Required work:
Extract the records in full, leaving every picture out.

Dataset items:

__________________________________________________

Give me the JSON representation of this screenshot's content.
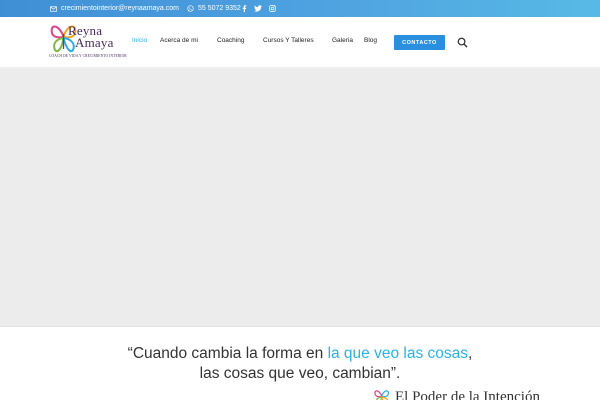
{
  "topbar": {
    "email": "crecimientointerior@reynaamaya.com",
    "phone": "55 5072 9352",
    "social_icons": [
      "facebook-icon",
      "twitter-icon",
      "instagram-icon"
    ]
  },
  "logo": {
    "line1": "Reyna",
    "line2": "Amaya",
    "tagline": "COACH DE VIDA Y CRECIMIENTO INTERIOR"
  },
  "nav": {
    "items": [
      {
        "label": "Inicio",
        "active": true
      },
      {
        "label": "Acerca de mi",
        "active": false
      },
      {
        "label": "Coaching",
        "active": false
      },
      {
        "label": "Cursos Y Talleres",
        "active": false
      },
      {
        "label": "Galeria",
        "active": false
      },
      {
        "label": "Blog",
        "active": false
      }
    ],
    "contact_button": "CONTACTO"
  },
  "quote": {
    "part1": "“Cuando cambia la forma en ",
    "highlight": "la que veo las cosas",
    "part2": ",",
    "line2": "las cosas que veo, cambian”."
  },
  "section_title": "El Poder de la Intención",
  "colors": {
    "topbar_start": "#3f8fd6",
    "topbar_end": "#58b9e6",
    "accent": "#2aaee8",
    "button": "#2b8fe0",
    "hero_bg": "#ececec",
    "logo_text": "#4a2a5e"
  }
}
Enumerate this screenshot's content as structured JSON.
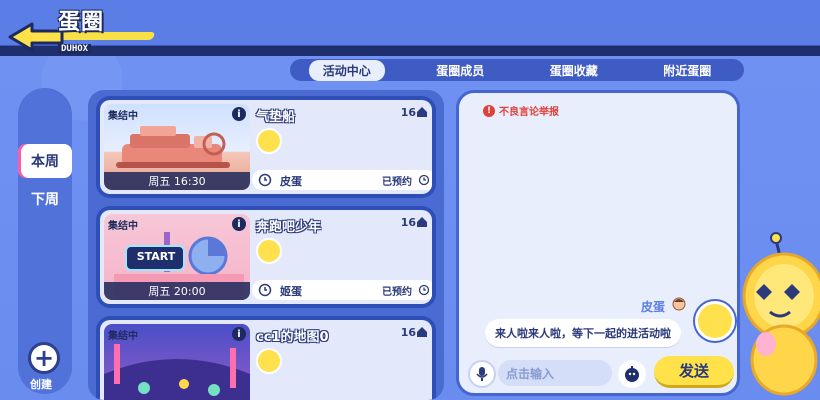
{
  "header": {
    "title": "蛋圈",
    "subtitle": "DUHOX"
  },
  "tabs": [
    {
      "label": "活动中心",
      "active": true
    },
    {
      "label": "蛋圈成员",
      "active": false
    },
    {
      "label": "蛋圈收藏",
      "active": false
    },
    {
      "label": "附近蛋圈",
      "active": false
    }
  ],
  "weeks": [
    {
      "label": "本周",
      "active": true
    },
    {
      "label": "下周",
      "active": false
    }
  ],
  "create_label": "创建",
  "activities": [
    {
      "tag": "集结中",
      "time": "周五 16:30",
      "title": "气垫船",
      "level": "16",
      "host": "皮蛋",
      "status": "已预约",
      "thumb_theme": "ship"
    },
    {
      "tag": "集结中",
      "time": "周五 20:00",
      "title": "奔跑吧少年",
      "level": "16",
      "host": "姬蛋",
      "status": "已预约",
      "thumb_theme": "start",
      "thumb_text": "START"
    },
    {
      "tag": "集结中",
      "time": "",
      "title": "cc1的地图0",
      "level": "16",
      "host": "",
      "status": "",
      "thumb_theme": "map"
    }
  ],
  "chat": {
    "report_label": "不良言论举报",
    "messages": [
      {
        "sender": "皮蛋",
        "text": "来人啦来人啦，等下一起的进活动啦"
      }
    ],
    "input_placeholder": "点击输入",
    "send_label": "发送"
  },
  "colors": {
    "accent_yellow": "#ffe24a",
    "primary_blue": "#5a7de6",
    "dark_navy": "#2b3a7a",
    "report_red": "#e0403a"
  }
}
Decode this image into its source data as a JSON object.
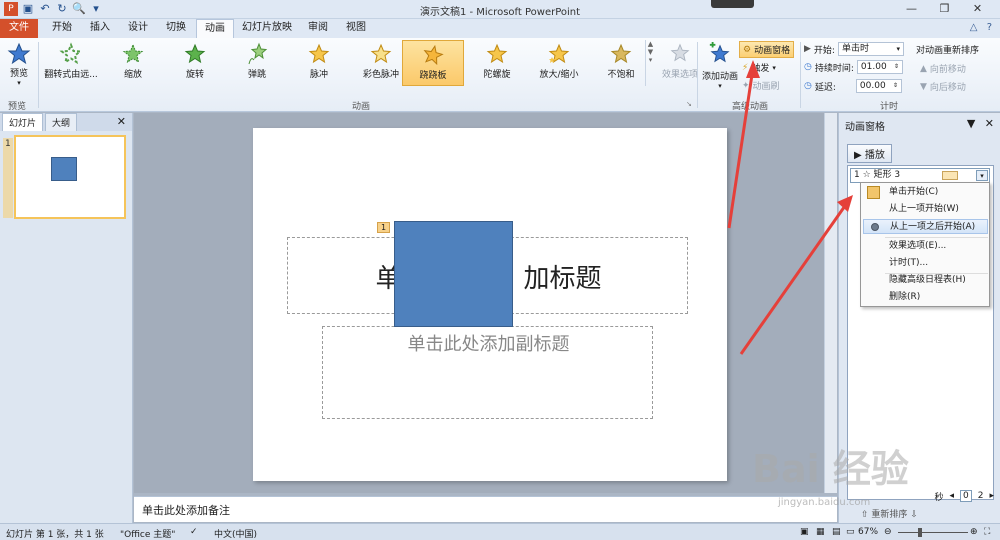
{
  "window": {
    "title": "演示文稿1 - Microsoft PowerPoint",
    "qat_icons": [
      "save-icon",
      "undo-icon",
      "redo-icon",
      "print-preview-icon"
    ]
  },
  "tabs": [
    {
      "label": "文件"
    },
    {
      "label": "开始"
    },
    {
      "label": "插入"
    },
    {
      "label": "设计"
    },
    {
      "label": "切换"
    },
    {
      "label": "动画"
    },
    {
      "label": "幻灯片放映"
    },
    {
      "label": "审阅"
    },
    {
      "label": "视图"
    }
  ],
  "ribbon": {
    "preview": {
      "label": "预览",
      "group": "预览"
    },
    "animations": [
      {
        "label": "翻转式由远..."
      },
      {
        "label": "缩放"
      },
      {
        "label": "旋转"
      },
      {
        "label": "弹跳"
      },
      {
        "label": "脉冲"
      },
      {
        "label": "彩色脉冲"
      },
      {
        "label": "跷跷板"
      },
      {
        "label": "陀螺旋"
      },
      {
        "label": "放大/缩小"
      },
      {
        "label": "不饱和"
      }
    ],
    "effect_options": "效果选项",
    "group_animation": "动画",
    "add_animation": "添加动画",
    "animation_pane": "动画窗格",
    "trigger": "触发",
    "animation_painter": "动画刷",
    "group_advanced": "高级动画",
    "start_label": "开始:",
    "start_value": "单击时",
    "duration_label": "持续时间:",
    "duration_value": "01.00",
    "delay_label": "延迟:",
    "delay_value": "00.00",
    "reorder_title": "对动画重新排序",
    "move_earlier": "向前移动",
    "move_later": "向后移动",
    "group_timing": "计时"
  },
  "left_pane": {
    "tab_slides": "幻灯片",
    "tab_outline": "大纲",
    "slide_number": "1"
  },
  "slide": {
    "anim_tag": "1",
    "title_left": "单",
    "title_right": "加标题",
    "subtitle": "单击此处添加副标题"
  },
  "notes": "单击此处添加备注",
  "anim_pane": {
    "title": "动画窗格",
    "play": "▶ 播放",
    "item": "1 ☆ 矩形 3",
    "seconds": "秒",
    "timeline_start": "0",
    "timeline_end": "2",
    "reorder": "重新排序"
  },
  "context_menu": [
    {
      "label": "单击开始(C)"
    },
    {
      "label": "从上一项开始(W)"
    },
    {
      "label": "从上一项之后开始(A)"
    },
    {
      "label": "效果选项(E)..."
    },
    {
      "label": "计时(T)..."
    },
    {
      "label": "隐藏高级日程表(H)"
    },
    {
      "label": "删除(R)"
    }
  ],
  "status": {
    "slide_info": "幻灯片 第 1 张，共 1 张",
    "theme": "\"Office 主题\"",
    "language": "中文(中国)",
    "zoom": "67%"
  },
  "watermark": {
    "text": "Bai 经验",
    "url": "jingyan.baidu.com"
  },
  "colors": {
    "file_tab": "#d4502b",
    "shape_fill": "#4f81bd",
    "accent": "#fccf73",
    "arrow": "#e5403a"
  }
}
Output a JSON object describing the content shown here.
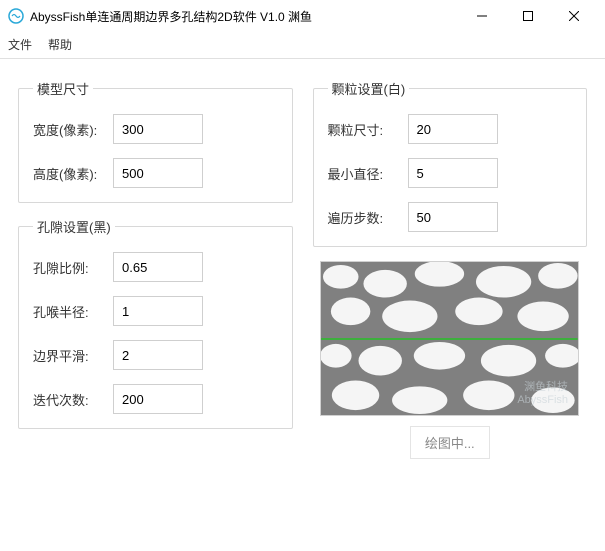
{
  "window": {
    "title": "AbyssFish单连通周期边界多孔结构2D软件 V1.0 渊鱼"
  },
  "menu": {
    "file": "文件",
    "help": "帮助"
  },
  "model_size": {
    "legend": "模型尺寸",
    "width_label": "宽度(像素):",
    "width_value": "300",
    "height_label": "高度(像素):",
    "height_value": "500"
  },
  "pore_settings": {
    "legend": "孔隙设置(黑)",
    "ratio_label": "孔隙比例:",
    "ratio_value": "0.65",
    "throat_label": "孔喉半径:",
    "throat_value": "1",
    "smooth_label": "边界平滑:",
    "smooth_value": "2",
    "iter_label": "迭代次数:",
    "iter_value": "200"
  },
  "particle_settings": {
    "legend": "颗粒设置(白)",
    "size_label": "颗粒尺寸:",
    "size_value": "20",
    "min_diam_label": "最小直径:",
    "min_diam_value": "5",
    "steps_label": "遍历步数:",
    "steps_value": "50"
  },
  "preview": {
    "watermark_line1": "渊鱼科技",
    "watermark_line2": "AbyssFish"
  },
  "status": {
    "drawing": "绘图中..."
  }
}
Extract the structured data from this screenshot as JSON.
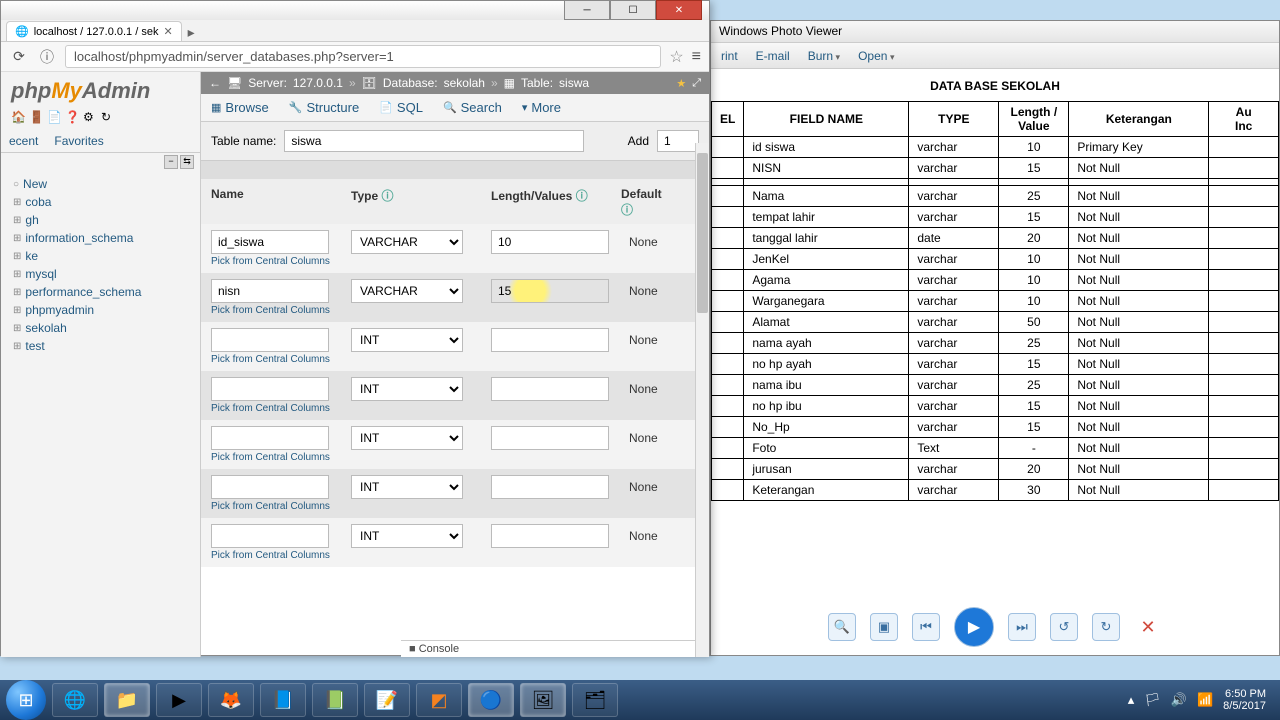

__________________________________________________

Answer for the task:
Give me the JSON representation of this screenshot's content.
{
  "topbar": {
    "email": "crecimientointerior@reynaamaya.com",
    "phone": "55 5072 9352",
    "social_icons": [
      "facebook-icon",
      "twitter-icon",
      "instagram-icon"
    ]
  },
  "logo": {
    "line1": "Reyna",
    "line2": "Amaya",
    "tagline": "COACH DE VIDA Y CRECIMIENTO INTERIOR"
  },
  "nav": {
    "items": [
      {
        "label": "Inicio",
        "active": true
      },
      {
        "label": "Acerca de mi",
        "active": false
      },
      {
        "label": "Coaching",
        "active": false
      },
      {
        "label": "Cursos Y Talleres",
        "active": false
      },
      {
        "label": "Galeria",
        "active": false
      },
      {
        "label": "Blog",
        "active": false
      }
    ],
    "contact_button": "CONTACTO"
  },
  "quote": {
    "part1": "“Cuando cambia la forma en ",
    "highlight": "la que veo las cosas",
    "part2": ",",
    "line2": "las cosas que veo, cambian”."
  },
  "section_title": "El Poder de la Intención",
  "colors": {
    "topbar_start": "#3f8fd6",
    "topbar_end": "#58b9e6",
    "accent": "#2aaee8",
    "button": "#2b8fe0",
    "hero_bg": "#ececec",
    "logo_text": "#4a2a5e"
  }
}
Enumerate this screenshot's content as structured JSON.
{
  "header": {
    "title": "蛋圈",
    "subtitle": "DUHOX"
  },
  "tabs": [
    {
      "label": "活动中心",
      "active": true
    },
    {
      "label": "蛋圈成员",
      "active": false
    },
    {
      "label": "蛋圈收藏",
      "active": false
    },
    {
      "label": "附近蛋圈",
      "active": false
    }
  ],
  "weeks": [
    {
      "label": "本周",
      "active": true
    },
    {
      "label": "下周",
      "active": false
    }
  ],
  "create_label": "创建",
  "activities": [
    {
      "tag": "集结中",
      "time": "周五 16:30",
      "title": "气垫船",
      "level": "16",
      "host": "皮蛋",
      "status": "已预约",
      "thumb_theme": "ship"
    },
    {
      "tag": "集结中",
      "time": "周五 20:00",
      "title": "奔跑吧少年",
      "level": "16",
      "host": "姬蛋",
      "status": "已预约",
      "thumb_theme": "start",
      "thumb_text": "START"
    },
    {
      "tag": "集结中",
      "time": "",
      "title": "cc1的地图0",
      "level": "16",
      "host": "",
      "status": "",
      "thumb_theme": "map"
    }
  ],
  "chat": {
    "report_label": "不良言论举报",
    "messages": [
      {
        "sender": "皮蛋",
        "text": "来人啦来人啦，等下一起的进活动啦"
      }
    ],
    "input_placeholder": "点击输入",
    "send_label": "发送"
  },
  "colors": {
    "accent_yellow": "#ffe24a",
    "primary_blue": "#5a7de6",
    "dark_navy": "#2b3a7a",
    "report_red": "#e0403a"
  }
}
Decode this image into its source data as a JSON object.
{
  "window": {
    "title": "演示文稿1 - Microsoft PowerPoint",
    "qat_icons": [
      "save-icon",
      "undo-icon",
      "redo-icon",
      "print-preview-icon"
    ]
  },
  "tabs": [
    {
      "label": "文件"
    },
    {
      "label": "开始"
    },
    {
      "label": "插入"
    },
    {
      "label": "设计"
    },
    {
      "label": "切换"
    },
    {
      "label": "动画"
    },
    {
      "label": "幻灯片放映"
    },
    {
      "label": "审阅"
    },
    {
      "label": "视图"
    }
  ],
  "ribbon": {
    "preview": {
      "label": "预览",
      "group": "预览"
    },
    "animations": [
      {
        "label": "翻转式由远..."
      },
      {
        "label": "缩放"
      },
      {
        "label": "旋转"
      },
      {
        "label": "弹跳"
      },
      {
        "label": "脉冲"
      },
      {
        "label": "彩色脉冲"
      },
      {
        "label": "跷跷板"
      },
      {
        "label": "陀螺旋"
      },
      {
        "label": "放大/缩小"
      },
      {
        "label": "不饱和"
      }
    ],
    "effect_options": "效果选项",
    "group_animation": "动画",
    "add_animation": "添加动画",
    "animation_pane": "动画窗格",
    "trigger": "触发",
    "animation_painter": "动画刷",
    "group_advanced": "高级动画",
    "start_label": "开始:",
    "start_value": "单击时",
    "duration_label": "持续时间:",
    "duration_value": "01.00",
    "delay_label": "延迟:",
    "delay_value": "00.00",
    "reorder_title": "对动画重新排序",
    "move_earlier": "向前移动",
    "move_later": "向后移动",
    "group_timing": "计时"
  },
  "left_pane": {
    "tab_slides": "幻灯片",
    "tab_outline": "大纲",
    "slide_number": "1"
  },
  "slide": {
    "anim_tag": "1",
    "title_left": "单",
    "title_right": "加标题",
    "subtitle": "单击此处添加副标题"
  },
  "notes": "单击此处添加备注",
  "anim_pane": {
    "title": "动画窗格",
    "play": "▶ 播放",
    "item": "1 ☆ 矩形 3",
    "seconds": "秒",
    "timeline_start": "0",
    "timeline_end": "2",
    "reorder": "重新排序"
  },
  "context_menu": [
    {
      "label": "单击开始(C)"
    },
    {
      "label": "从上一项开始(W)"
    },
    {
      "label": "从上一项之后开始(A)"
    },
    {
      "label": "效果选项(E)..."
    },
    {
      "label": "计时(T)..."
    },
    {
      "label": "隐藏高级日程表(H)"
    },
    {
      "label": "删除(R)"
    }
  ],
  "status": {
    "slide_info": "幻灯片 第 1 张，共 1 张",
    "theme": "\"Office 主题\"",
    "language": "中文(中国)",
    "zoom": "67%"
  },
  "watermark": {
    "text": "Bai 经验",
    "url": "jingyan.baidu.com"
  },
  "colors": {
    "file_tab": "#d4502b",
    "shape_fill": "#4f81bd",
    "accent": "#fccf73",
    "arrow": "#e5403a"
  }
}
Output a JSON object describing the content shown here.
{
  "window": {
    "title": "AbyssFish单连通周期边界多孔结构2D软件 V1.0 渊鱼"
  },
  "menu": {
    "file": "文件",
    "help": "帮助"
  },
  "model_size": {
    "legend": "模型尺寸",
    "width_label": "宽度(像素):",
    "width_value": "300",
    "height_label": "高度(像素):",
    "height_value": "500"
  },
  "pore_settings": {
    "legend": "孔隙设置(黑)",
    "ratio_label": "孔隙比例:",
    "ratio_value": "0.65",
    "throat_label": "孔喉半径:",
    "throat_value": "1",
    "smooth_label": "边界平滑:",
    "smooth_value": "2",
    "iter_label": "迭代次数:",
    "iter_value": "200"
  },
  "particle_settings": {
    "legend": "颗粒设置(白)",
    "size_label": "颗粒尺寸:",
    "size_value": "20",
    "min_diam_label": "最小直径:",
    "min_diam_value": "5",
    "steps_label": "遍历步数:",
    "steps_value": "50"
  },
  "preview": {
    "watermark_line1": "渊鱼科技",
    "watermark_line2": "AbyssFish"
  },
  "status": {
    "drawing": "绘图中..."
  }
}
Extract the structured data from this screenshot as JSON.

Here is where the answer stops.